··· Supplied material ···

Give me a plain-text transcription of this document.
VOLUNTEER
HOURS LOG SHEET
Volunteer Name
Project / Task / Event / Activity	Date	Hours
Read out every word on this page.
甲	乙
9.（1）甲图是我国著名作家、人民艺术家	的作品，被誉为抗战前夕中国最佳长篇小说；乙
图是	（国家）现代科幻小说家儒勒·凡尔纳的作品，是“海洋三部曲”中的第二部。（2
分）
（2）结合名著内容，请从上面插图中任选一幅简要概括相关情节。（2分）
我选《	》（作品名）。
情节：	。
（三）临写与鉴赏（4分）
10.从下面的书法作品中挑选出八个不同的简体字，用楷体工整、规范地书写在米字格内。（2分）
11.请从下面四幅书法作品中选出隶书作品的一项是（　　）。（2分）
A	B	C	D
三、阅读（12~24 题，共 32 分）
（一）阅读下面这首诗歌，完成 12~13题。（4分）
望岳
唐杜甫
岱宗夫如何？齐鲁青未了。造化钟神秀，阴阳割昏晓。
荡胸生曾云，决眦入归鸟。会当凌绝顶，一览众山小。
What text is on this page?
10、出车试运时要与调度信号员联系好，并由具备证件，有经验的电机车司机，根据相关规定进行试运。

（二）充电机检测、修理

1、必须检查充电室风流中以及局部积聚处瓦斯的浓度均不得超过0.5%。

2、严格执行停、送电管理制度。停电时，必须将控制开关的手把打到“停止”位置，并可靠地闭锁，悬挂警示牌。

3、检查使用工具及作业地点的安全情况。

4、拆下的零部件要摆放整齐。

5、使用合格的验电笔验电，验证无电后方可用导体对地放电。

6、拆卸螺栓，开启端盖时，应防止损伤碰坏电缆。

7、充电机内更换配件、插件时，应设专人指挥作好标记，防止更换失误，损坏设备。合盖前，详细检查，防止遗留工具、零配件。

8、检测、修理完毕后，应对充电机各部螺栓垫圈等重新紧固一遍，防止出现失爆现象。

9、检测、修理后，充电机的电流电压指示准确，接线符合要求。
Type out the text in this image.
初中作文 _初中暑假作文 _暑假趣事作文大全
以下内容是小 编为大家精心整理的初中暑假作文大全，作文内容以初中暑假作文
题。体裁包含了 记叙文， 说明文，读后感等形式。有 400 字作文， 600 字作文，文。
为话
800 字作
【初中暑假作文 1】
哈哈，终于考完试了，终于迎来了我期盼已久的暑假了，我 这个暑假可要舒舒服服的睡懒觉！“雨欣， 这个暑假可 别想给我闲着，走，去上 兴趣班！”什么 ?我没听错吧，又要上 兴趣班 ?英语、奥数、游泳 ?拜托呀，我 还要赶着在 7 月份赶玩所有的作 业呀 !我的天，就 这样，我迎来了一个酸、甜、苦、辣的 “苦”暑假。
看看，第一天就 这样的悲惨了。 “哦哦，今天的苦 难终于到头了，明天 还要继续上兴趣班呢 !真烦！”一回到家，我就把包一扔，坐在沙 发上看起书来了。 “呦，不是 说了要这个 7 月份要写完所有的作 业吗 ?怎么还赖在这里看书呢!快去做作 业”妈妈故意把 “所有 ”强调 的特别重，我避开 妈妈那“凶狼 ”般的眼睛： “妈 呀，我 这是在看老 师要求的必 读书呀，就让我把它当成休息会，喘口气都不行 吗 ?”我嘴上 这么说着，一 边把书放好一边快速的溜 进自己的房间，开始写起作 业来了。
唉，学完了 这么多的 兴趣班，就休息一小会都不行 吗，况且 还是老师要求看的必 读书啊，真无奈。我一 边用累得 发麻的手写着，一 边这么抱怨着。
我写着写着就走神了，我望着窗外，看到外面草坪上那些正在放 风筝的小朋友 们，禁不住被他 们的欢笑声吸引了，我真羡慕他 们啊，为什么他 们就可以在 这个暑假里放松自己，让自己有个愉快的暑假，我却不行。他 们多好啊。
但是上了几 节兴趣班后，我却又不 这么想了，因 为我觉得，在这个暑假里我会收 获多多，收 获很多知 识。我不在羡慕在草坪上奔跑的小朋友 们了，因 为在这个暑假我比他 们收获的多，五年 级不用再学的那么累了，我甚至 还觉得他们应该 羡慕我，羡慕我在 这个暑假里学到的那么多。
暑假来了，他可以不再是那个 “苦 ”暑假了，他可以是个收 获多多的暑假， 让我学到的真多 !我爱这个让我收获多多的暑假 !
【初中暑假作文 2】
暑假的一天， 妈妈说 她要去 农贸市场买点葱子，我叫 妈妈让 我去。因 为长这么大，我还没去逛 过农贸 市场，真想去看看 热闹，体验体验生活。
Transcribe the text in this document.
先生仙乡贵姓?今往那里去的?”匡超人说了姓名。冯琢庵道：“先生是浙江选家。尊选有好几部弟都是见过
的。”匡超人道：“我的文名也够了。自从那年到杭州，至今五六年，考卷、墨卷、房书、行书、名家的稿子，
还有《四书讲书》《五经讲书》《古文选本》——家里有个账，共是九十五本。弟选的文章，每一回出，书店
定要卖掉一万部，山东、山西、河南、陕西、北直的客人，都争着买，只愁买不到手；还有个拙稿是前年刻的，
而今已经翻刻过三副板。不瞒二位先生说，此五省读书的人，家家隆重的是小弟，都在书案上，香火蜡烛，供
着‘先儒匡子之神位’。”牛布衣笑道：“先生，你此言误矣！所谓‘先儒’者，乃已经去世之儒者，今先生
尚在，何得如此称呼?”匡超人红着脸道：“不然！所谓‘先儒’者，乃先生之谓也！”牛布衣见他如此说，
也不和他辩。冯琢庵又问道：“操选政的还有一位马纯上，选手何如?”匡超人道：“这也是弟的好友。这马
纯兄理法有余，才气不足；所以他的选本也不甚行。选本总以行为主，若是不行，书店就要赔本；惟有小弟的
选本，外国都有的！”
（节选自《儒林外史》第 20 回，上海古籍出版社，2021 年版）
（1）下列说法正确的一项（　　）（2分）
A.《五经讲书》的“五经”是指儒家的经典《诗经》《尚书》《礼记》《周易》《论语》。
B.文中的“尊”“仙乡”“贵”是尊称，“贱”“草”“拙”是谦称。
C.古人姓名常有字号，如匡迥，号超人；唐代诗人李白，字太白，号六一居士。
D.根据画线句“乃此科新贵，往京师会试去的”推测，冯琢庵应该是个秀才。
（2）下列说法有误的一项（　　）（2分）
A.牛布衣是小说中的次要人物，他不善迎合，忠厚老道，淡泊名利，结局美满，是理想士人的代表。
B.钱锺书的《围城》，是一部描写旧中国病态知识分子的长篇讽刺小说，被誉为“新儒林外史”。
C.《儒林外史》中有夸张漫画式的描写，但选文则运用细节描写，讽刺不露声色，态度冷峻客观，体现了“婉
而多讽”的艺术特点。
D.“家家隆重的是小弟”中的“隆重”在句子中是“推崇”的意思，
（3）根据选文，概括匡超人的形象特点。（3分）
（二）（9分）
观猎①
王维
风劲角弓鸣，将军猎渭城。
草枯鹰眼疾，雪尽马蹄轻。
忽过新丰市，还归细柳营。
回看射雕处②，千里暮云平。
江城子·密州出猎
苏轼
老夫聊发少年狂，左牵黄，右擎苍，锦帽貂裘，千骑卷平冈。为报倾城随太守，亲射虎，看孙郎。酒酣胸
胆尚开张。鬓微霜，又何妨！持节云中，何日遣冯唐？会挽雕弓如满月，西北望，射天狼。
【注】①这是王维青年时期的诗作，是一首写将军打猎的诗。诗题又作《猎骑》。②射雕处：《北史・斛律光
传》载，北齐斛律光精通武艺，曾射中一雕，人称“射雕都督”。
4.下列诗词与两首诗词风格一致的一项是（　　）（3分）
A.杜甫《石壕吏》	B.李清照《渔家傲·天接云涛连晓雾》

···

__What is asked__. Output the listing above without altering a single character.

__Result of this exercise__.
Give me a plain-text transcription of this document.
VOLUNTEER
HOURS LOG SHEET
Volunteer Name
Project / Task / Event / Activity	Date	Hours
Read out every word on this page.
甲	乙
9.（1）甲图是我国著名作家、人民艺术家	的作品，被誉为抗战前夕中国最佳长篇小说；乙
图是	（国家）现代科幻小说家儒勒·凡尔纳的作品，是“海洋三部曲”中的第二部。（2
分）
（2）结合名著内容，请从上面插图中任选一幅简要概括相关情节。（2分）
我选《	》（作品名）。
情节：	。
（三）临写与鉴赏（4分）
10.从下面的书法作品中挑选出八个不同的简体字，用楷体工整、规范地书写在米字格内。（2分）
11.请从下面四幅书法作品中选出隶书作品的一项是（　　）。（2分）
A	B	C	D
三、阅读（12~24 题，共 32 分）
（一）阅读下面这首诗歌，完成 12~13题。（4分）
望岳
唐杜甫
岱宗夫如何？齐鲁青未了。造化钟神秀，阴阳割昏晓。
荡胸生曾云，决眦入归鸟。会当凌绝顶，一览众山小。
What text is on this page?
10、出车试运时要与调度信号员联系好，并由具备证件，有经验的电机车司机，根据相关规定进行试运。

（二）充电机检测、修理

1、必须检查充电室风流中以及局部积聚处瓦斯的浓度均不得超过0.5%。

2、严格执行停、送电管理制度。停电时，必须将控制开关的手把打到“停止”位置，并可靠地闭锁，悬挂警示牌。

3、检查使用工具及作业地点的安全情况。

4、拆下的零部件要摆放整齐。

5、使用合格的验电笔验电，验证无电后方可用导体对地放电。

6、拆卸螺栓，开启端盖时，应防止损伤碰坏电缆。

7、充电机内更换配件、插件时，应设专人指挥作好标记，防止更换失误，损坏设备。合盖前，详细检查，防止遗留工具、零配件。

8、检测、修理完毕后，应对充电机各部螺栓垫圈等重新紧固一遍，防止出现失爆现象。

9、检测、修理后，充电机的电流电压指示准确，接线符合要求。
Type out the text in this image.
初中作文 _初中暑假作文 _暑假趣事作文大全
以下内容是小 编为大家精心整理的初中暑假作文大全，作文内容以初中暑假作文
题。体裁包含了 记叙文， 说明文，读后感等形式。有 400 字作文， 600 字作文，文。
为话
800 字作
【初中暑假作文 1】
哈哈，终于考完试了，终于迎来了我期盼已久的暑假了，我 这个暑假可要舒舒服服的睡懒觉！“雨欣， 这个暑假可 别想给我闲着，走，去上 兴趣班！”什么 ?我没听错吧，又要上 兴趣班 ?英语、奥数、游泳 ?拜托呀，我 还要赶着在 7 月份赶玩所有的作 业呀 !我的天，就 这样，我迎来了一个酸、甜、苦、辣的 “苦”暑假。
看看，第一天就 这样的悲惨了。 “哦哦，今天的苦 难终于到头了，明天 还要继续上兴趣班呢 !真烦！”一回到家，我就把包一扔，坐在沙 发上看起书来了。 “呦，不是 说了要这个 7 月份要写完所有的作 业吗 ?怎么还赖在这里看书呢!快去做作 业”妈妈故意把 “所有 ”强调 的特别重，我避开 妈妈那“凶狼 ”般的眼睛： “妈 呀，我 这是在看老 师要求的必 读书呀，就让我把它当成休息会，喘口气都不行 吗 ?”我嘴上 这么说着，一 边把书放好一边快速的溜 进自己的房间，开始写起作 业来了。
唉，学完了 这么多的 兴趣班，就休息一小会都不行 吗，况且 还是老师要求看的必 读书啊，真无奈。我一 边用累得 发麻的手写着，一 边这么抱怨着。
我写着写着就走神了，我望着窗外，看到外面草坪上那些正在放 风筝的小朋友 们，禁不住被他 们的欢笑声吸引了，我真羡慕他 们啊，为什么他 们就可以在 这个暑假里放松自己，让自己有个愉快的暑假，我却不行。他 们多好啊。
但是上了几 节兴趣班后，我却又不 这么想了，因 为我觉得，在这个暑假里我会收 获多多，收 获很多知 识。我不在羡慕在草坪上奔跑的小朋友 们了，因 为在这个暑假我比他 们收获的多，五年 级不用再学的那么累了，我甚至 还觉得他们应该 羡慕我，羡慕我在 这个暑假里学到的那么多。
暑假来了，他可以不再是那个 “苦 ”暑假了，他可以是个收 获多多的暑假， 让我学到的真多 !我爱这个让我收获多多的暑假 !
【初中暑假作文 2】
暑假的一天， 妈妈说 她要去 农贸市场买点葱子，我叫 妈妈让 我去。因 为长这么大，我还没去逛 过农贸 市场，真想去看看 热闹，体验体验生活。
Transcribe the text in this document.
先生仙乡贵姓?今往那里去的?”匡超人说了姓名。冯琢庵道：“先生是浙江选家。尊选有好几部弟都是见过
的。”匡超人道：“我的文名也够了。自从那年到杭州，至今五六年，考卷、墨卷、房书、行书、名家的稿子，
还有《四书讲书》《五经讲书》《古文选本》——家里有个账，共是九十五本。弟选的文章，每一回出，书店
定要卖掉一万部，山东、山西、河南、陕西、北直的客人，都争着买，只愁买不到手；还有个拙稿是前年刻的，
而今已经翻刻过三副板。不瞒二位先生说，此五省读书的人，家家隆重的是小弟，都在书案上，香火蜡烛，供
着‘先儒匡子之神位’。”牛布衣笑道：“先生，你此言误矣！所谓‘先儒’者，乃已经去世之儒者，今先生
尚在，何得如此称呼?”匡超人红着脸道：“不然！所谓‘先儒’者，乃先生之谓也！”牛布衣见他如此说，
也不和他辩。冯琢庵又问道：“操选政的还有一位马纯上，选手何如?”匡超人道：“这也是弟的好友。这马
纯兄理法有余，才气不足；所以他的选本也不甚行。选本总以行为主，若是不行，书店就要赔本；惟有小弟的
选本，外国都有的！”
（节选自《儒林外史》第 20 回，上海古籍出版社，2021 年版）
（1）下列说法正确的一项（　　）（2分）
A.《五经讲书》的“五经”是指儒家的经典《诗经》《尚书》《礼记》《周易》《论语》。
B.文中的“尊”“仙乡”“贵”是尊称，“贱”“草”“拙”是谦称。
C.古人姓名常有字号，如匡迥，号超人；唐代诗人李白，字太白，号六一居士。
D.根据画线句“乃此科新贵，往京师会试去的”推测，冯琢庵应该是个秀才。
（2）下列说法有误的一项（　　）（2分）
A.牛布衣是小说中的次要人物，他不善迎合，忠厚老道，淡泊名利，结局美满，是理想士人的代表。
B.钱锺书的《围城》，是一部描写旧中国病态知识分子的长篇讽刺小说，被誉为“新儒林外史”。
C.《儒林外史》中有夸张漫画式的描写，但选文则运用细节描写，讽刺不露声色，态度冷峻客观，体现了“婉
而多讽”的艺术特点。
D.“家家隆重的是小弟”中的“隆重”在句子中是“推崇”的意思，
（3）根据选文，概括匡超人的形象特点。（3分）
（二）（9分）
观猎①
王维
风劲角弓鸣，将军猎渭城。
草枯鹰眼疾，雪尽马蹄轻。
忽过新丰市，还归细柳营。
回看射雕处②，千里暮云平。
江城子·密州出猎
苏轼
老夫聊发少年狂，左牵黄，右擎苍，锦帽貂裘，千骑卷平冈。为报倾城随太守，亲射虎，看孙郎。酒酣胸
胆尚开张。鬓微霜，又何妨！持节云中，何日遣冯唐？会挽雕弓如满月，西北望，射天狼。
【注】①这是王维青年时期的诗作，是一首写将军打猎的诗。诗题又作《猎骑》。②射雕处：《北史・斛律光
传》载，北齐斛律光精通武艺，曾射中一雕，人称“射雕都督”。
4.下列诗词与两首诗词风格一致的一项是（　　）（3分）
A.杜甫《石壕吏》	B.李清照《渔家傲·天接云涛连晓雾》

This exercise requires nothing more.